──────── Raw data ────────
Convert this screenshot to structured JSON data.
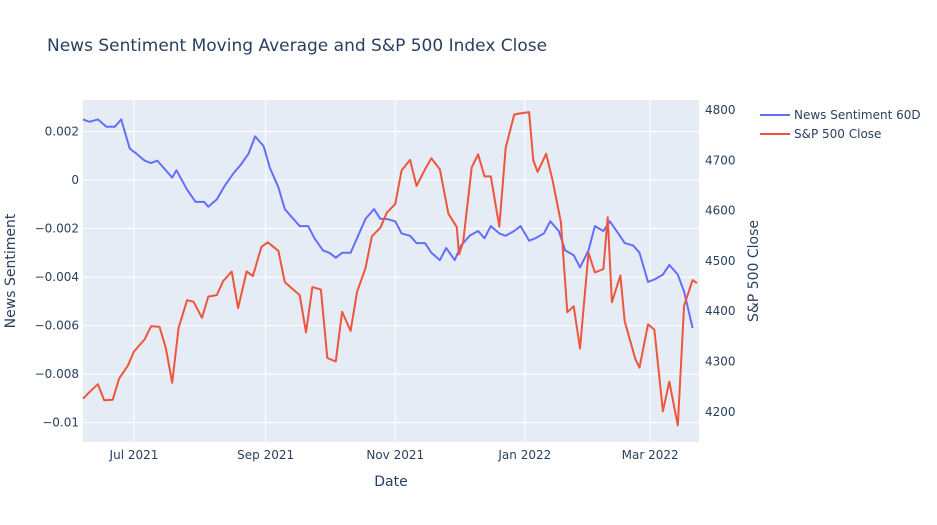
{
  "chart_data": {
    "type": "line",
    "title": "News Sentiment Moving Average and S&P 500 Index Close",
    "xlabel": "Date",
    "ylabel_left": "News Sentiment",
    "ylabel_right": "S&P 500 Close",
    "x_range": [
      "2021-06-07",
      "2022-03-24"
    ],
    "x_ticks": [
      {
        "date": "2021-07-01",
        "label": "Jul 2021"
      },
      {
        "date": "2021-09-01",
        "label": "Sep 2021"
      },
      {
        "date": "2021-11-01",
        "label": "Nov 2021"
      },
      {
        "date": "2022-01-01",
        "label": "Jan 2022"
      },
      {
        "date": "2022-03-01",
        "label": "Mar 2022"
      }
    ],
    "y_left": {
      "range": [
        -0.0108,
        0.0033
      ],
      "ticks": [
        0.002,
        0,
        -0.002,
        -0.004,
        -0.006,
        -0.008,
        -0.01
      ],
      "tick_labels": [
        "0.002",
        "0",
        "−0.002",
        "−0.004",
        "−0.006",
        "−0.008",
        "−0.01"
      ]
    },
    "y_right": {
      "range": [
        4140,
        4820
      ],
      "ticks": [
        4200,
        4300,
        4400,
        4500,
        4600,
        4700,
        4800
      ],
      "tick_labels": [
        "4200",
        "4300",
        "4400",
        "4500",
        "4600",
        "4700",
        "4800"
      ]
    },
    "legend_position": "top-right",
    "grid": true,
    "colors": {
      "sentiment": "#636efa",
      "sp500": "#ef553b",
      "plot_bg": "#e5ecf6",
      "grid": "#ffffff"
    },
    "series": [
      {
        "name": "News Sentiment 60D",
        "axis": "left",
        "color": "#636efa",
        "points": [
          [
            "2021-06-07",
            0.0025
          ],
          [
            "2021-06-10",
            0.0024
          ],
          [
            "2021-06-14",
            0.0025
          ],
          [
            "2021-06-18",
            0.0022
          ],
          [
            "2021-06-22",
            0.0022
          ],
          [
            "2021-06-25",
            0.0025
          ],
          [
            "2021-06-29",
            0.0013
          ],
          [
            "2021-07-02",
            0.0011
          ],
          [
            "2021-07-06",
            0.0008
          ],
          [
            "2021-07-09",
            0.0007
          ],
          [
            "2021-07-12",
            0.0008
          ],
          [
            "2021-07-16",
            0.0004
          ],
          [
            "2021-07-19",
            0.0001
          ],
          [
            "2021-07-21",
            0.0004
          ],
          [
            "2021-07-26",
            -0.0004
          ],
          [
            "2021-07-30",
            -0.0009
          ],
          [
            "2021-08-03",
            -0.0009
          ],
          [
            "2021-08-05",
            -0.0011
          ],
          [
            "2021-08-09",
            -0.0008
          ],
          [
            "2021-08-13",
            -0.0002
          ],
          [
            "2021-08-17",
            0.0003
          ],
          [
            "2021-08-20",
            0.0006
          ],
          [
            "2021-08-24",
            0.0011
          ],
          [
            "2021-08-27",
            0.0018
          ],
          [
            "2021-08-31",
            0.0014
          ],
          [
            "2021-09-03",
            0.0005
          ],
          [
            "2021-09-07",
            -0.0003
          ],
          [
            "2021-09-10",
            -0.0012
          ],
          [
            "2021-09-14",
            -0.0016
          ],
          [
            "2021-09-17",
            -0.0019
          ],
          [
            "2021-09-21",
            -0.0019
          ],
          [
            "2021-09-24",
            -0.0024
          ],
          [
            "2021-09-28",
            -0.0029
          ],
          [
            "2021-10-01",
            -0.003
          ],
          [
            "2021-10-04",
            -0.0032
          ],
          [
            "2021-10-07",
            -0.003
          ],
          [
            "2021-10-11",
            -0.003
          ],
          [
            "2021-10-14",
            -0.0024
          ],
          [
            "2021-10-18",
            -0.0016
          ],
          [
            "2021-10-20",
            -0.0014
          ],
          [
            "2021-10-22",
            -0.0012
          ],
          [
            "2021-10-25",
            -0.0016
          ],
          [
            "2021-10-28",
            -0.0016
          ],
          [
            "2021-11-01",
            -0.0017
          ],
          [
            "2021-11-04",
            -0.0022
          ],
          [
            "2021-11-08",
            -0.0023
          ],
          [
            "2021-11-11",
            -0.0026
          ],
          [
            "2021-11-15",
            -0.0026
          ],
          [
            "2021-11-18",
            -0.003
          ],
          [
            "2021-11-22",
            -0.0033
          ],
          [
            "2021-11-25",
            -0.0028
          ],
          [
            "2021-11-29",
            -0.0033
          ],
          [
            "2021-12-02",
            -0.0027
          ],
          [
            "2021-12-06",
            -0.0023
          ],
          [
            "2021-12-10",
            -0.0021
          ],
          [
            "2021-12-13",
            -0.0024
          ],
          [
            "2021-12-16",
            -0.0019
          ],
          [
            "2021-12-20",
            -0.0022
          ],
          [
            "2021-12-23",
            -0.0023
          ],
          [
            "2021-12-27",
            -0.0021
          ],
          [
            "2021-12-30",
            -0.0019
          ],
          [
            "2022-01-03",
            -0.0025
          ],
          [
            "2022-01-06",
            -0.0024
          ],
          [
            "2022-01-10",
            -0.0022
          ],
          [
            "2022-01-13",
            -0.0017
          ],
          [
            "2022-01-17",
            -0.0021
          ],
          [
            "2022-01-20",
            -0.0029
          ],
          [
            "2022-01-24",
            -0.0031
          ],
          [
            "2022-01-27",
            -0.0036
          ],
          [
            "2022-01-31",
            -0.0029
          ],
          [
            "2022-02-03",
            -0.0019
          ],
          [
            "2022-02-07",
            -0.0021
          ],
          [
            "2022-02-10",
            -0.0017
          ],
          [
            "2022-02-14",
            -0.0022
          ],
          [
            "2022-02-17",
            -0.0026
          ],
          [
            "2022-02-21",
            -0.0027
          ],
          [
            "2022-02-24",
            -0.003
          ],
          [
            "2022-02-28",
            -0.0042
          ],
          [
            "2022-03-03",
            -0.0041
          ],
          [
            "2022-03-07",
            -0.0039
          ],
          [
            "2022-03-10",
            -0.0035
          ],
          [
            "2022-03-14",
            -0.0039
          ],
          [
            "2022-03-17",
            -0.0046
          ],
          [
            "2022-03-21",
            -0.0061
          ]
        ]
      },
      {
        "name": "S&P 500 Close",
        "axis": "right",
        "color": "#ef553b",
        "points": [
          [
            "2021-06-07",
            4226
          ],
          [
            "2021-06-10",
            4239
          ],
          [
            "2021-06-14",
            4255
          ],
          [
            "2021-06-17",
            4223
          ],
          [
            "2021-06-21",
            4224
          ],
          [
            "2021-06-24",
            4266
          ],
          [
            "2021-06-28",
            4291
          ],
          [
            "2021-07-01",
            4320
          ],
          [
            "2021-07-06",
            4344
          ],
          [
            "2021-07-09",
            4370
          ],
          [
            "2021-07-13",
            4369
          ],
          [
            "2021-07-16",
            4327
          ],
          [
            "2021-07-19",
            4258
          ],
          [
            "2021-07-22",
            4367
          ],
          [
            "2021-07-26",
            4422
          ],
          [
            "2021-07-29",
            4419
          ],
          [
            "2021-08-02",
            4387
          ],
          [
            "2021-08-05",
            4429
          ],
          [
            "2021-08-09",
            4432
          ],
          [
            "2021-08-12",
            4460
          ],
          [
            "2021-08-16",
            4479
          ],
          [
            "2021-08-19",
            4406
          ],
          [
            "2021-08-23",
            4479
          ],
          [
            "2021-08-26",
            4470
          ],
          [
            "2021-08-30",
            4528
          ],
          [
            "2021-09-02",
            4537
          ],
          [
            "2021-09-07",
            4520
          ],
          [
            "2021-09-10",
            4458
          ],
          [
            "2021-09-14",
            4443
          ],
          [
            "2021-09-17",
            4432
          ],
          [
            "2021-09-20",
            4358
          ],
          [
            "2021-09-23",
            4448
          ],
          [
            "2021-09-27",
            4443
          ],
          [
            "2021-09-30",
            4307
          ],
          [
            "2021-10-04",
            4300
          ],
          [
            "2021-10-07",
            4399
          ],
          [
            "2021-10-11",
            4361
          ],
          [
            "2021-10-14",
            4438
          ],
          [
            "2021-10-18",
            4486
          ],
          [
            "2021-10-21",
            4549
          ],
          [
            "2021-10-25",
            4566
          ],
          [
            "2021-10-28",
            4596
          ],
          [
            "2021-11-01",
            4613
          ],
          [
            "2021-11-04",
            4680
          ],
          [
            "2021-11-08",
            4701
          ],
          [
            "2021-11-11",
            4649
          ],
          [
            "2021-11-15",
            4682
          ],
          [
            "2021-11-18",
            4704
          ],
          [
            "2021-11-22",
            4682
          ],
          [
            "2021-11-26",
            4594
          ],
          [
            "2021-11-30",
            4567
          ],
          [
            "2021-12-01",
            4513
          ],
          [
            "2021-12-03",
            4538
          ],
          [
            "2021-12-07",
            4686
          ],
          [
            "2021-12-10",
            4712
          ],
          [
            "2021-12-13",
            4668
          ],
          [
            "2021-12-16",
            4668
          ],
          [
            "2021-12-20",
            4568
          ],
          [
            "2021-12-23",
            4725
          ],
          [
            "2021-12-27",
            4791
          ],
          [
            "2021-12-29",
            4793
          ],
          [
            "2022-01-03",
            4796
          ],
          [
            "2022-01-05",
            4700
          ],
          [
            "2022-01-07",
            4677
          ],
          [
            "2022-01-11",
            4713
          ],
          [
            "2022-01-14",
            4662
          ],
          [
            "2022-01-18",
            4577
          ],
          [
            "2022-01-21",
            4398
          ],
          [
            "2022-01-24",
            4410
          ],
          [
            "2022-01-27",
            4326
          ],
          [
            "2022-01-31",
            4516
          ],
          [
            "2022-02-03",
            4477
          ],
          [
            "2022-02-07",
            4484
          ],
          [
            "2022-02-09",
            4587
          ],
          [
            "2022-02-11",
            4418
          ],
          [
            "2022-02-15",
            4471
          ],
          [
            "2022-02-17",
            4380
          ],
          [
            "2022-02-22",
            4305
          ],
          [
            "2022-02-24",
            4288
          ],
          [
            "2022-02-28",
            4374
          ],
          [
            "2022-03-03",
            4363
          ],
          [
            "2022-03-07",
            4201
          ],
          [
            "2022-03-10",
            4260
          ],
          [
            "2022-03-14",
            4173
          ],
          [
            "2022-03-17",
            4411
          ],
          [
            "2022-03-21",
            4462
          ],
          [
            "2022-03-23",
            4456
          ]
        ]
      }
    ]
  }
}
────────
Exercise aim: Copy each line of the listing in which the word "name" can be found.

Answer in full:
        "name": "News Sentiment 60D",
        "name": "S&P 500 Close",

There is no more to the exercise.